==== Material supplied ====

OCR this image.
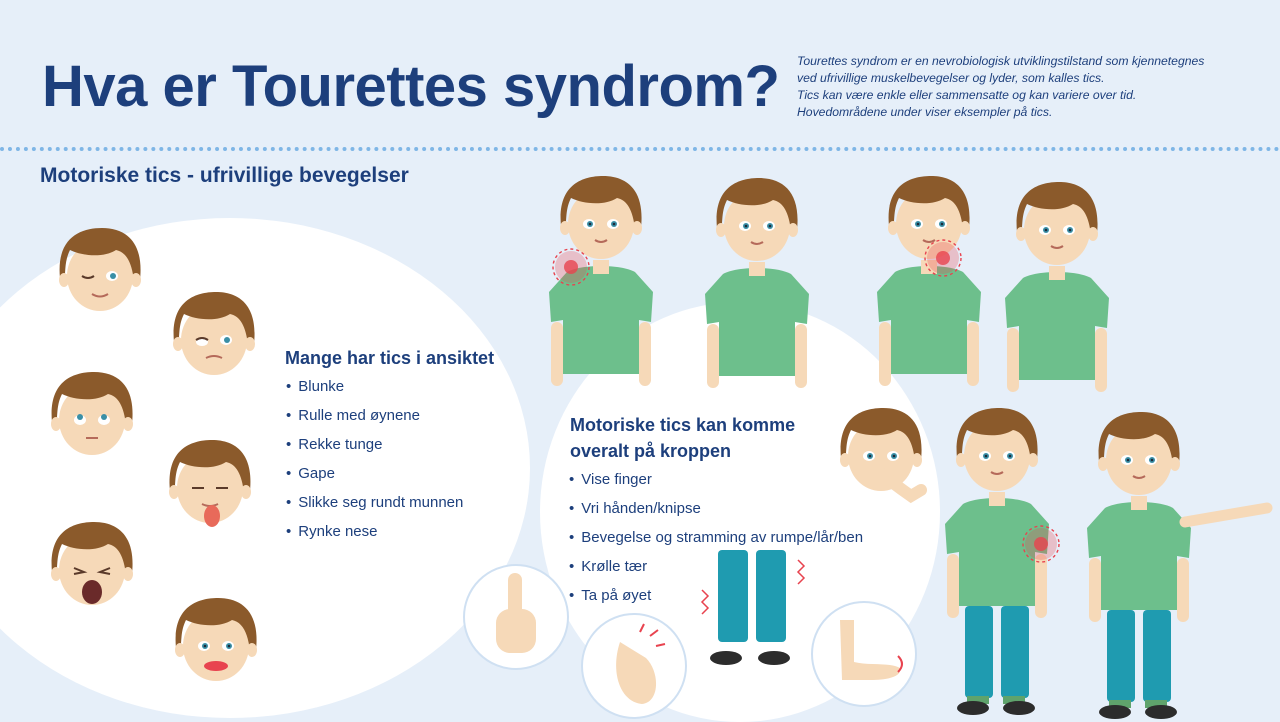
Hva er Tourettes syndrom? Tourettes syndrom er en nevrobiologisk utviklingstilstand som kjennetegnes
ved ufrivillige muskelbevegelser og lyder, som kalles tics.
Tics kan være enkle eller sammensatte og kan variere over tid.
Hovedområdene under viser eksempler på tics.
Motoriske tics - ufrivillige bevegelser
Mange har tics i ansiktet
• Blunke
• Rulle med øynene
• Rekke tunge
• Gape
• Slikke seg rundt munnen
• Rynke nese
Motoriske tics kan komme
overalt på kroppen
• Vise finger
• Vri hånden/knipse
• Bevegelse og stramming av rumpe/lår/ben
• Krølle tær
• Ta på øyet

====

**Given request**
Without the pictures, reproduce every line of the records above exactly.

**Exercise response**
OCR this image.
Hva er Tourettes syndrom? Tourettes syndrom er en nevrobiologisk utviklingstilstand som kjennetegnes
ved ufrivillige muskelbevegelser og lyder, som kalles tics.
Tics kan være enkle eller sammensatte og kan variere over tid.
Hovedområdene under viser eksempler på tics.
Motoriske tics - ufrivillige bevegelser
Mange har tics i ansiktet
• Blunke
• Rulle med øynene
• Rekke tunge
• Gape
• Slikke seg rundt munnen
• Rynke nese
Motoriske tics kan komme
overalt på kroppen
• Vise finger
• Vri hånden/knipse
• Bevegelse og stramming av rumpe/lår/ben
• Krølle tær
• Ta på øyet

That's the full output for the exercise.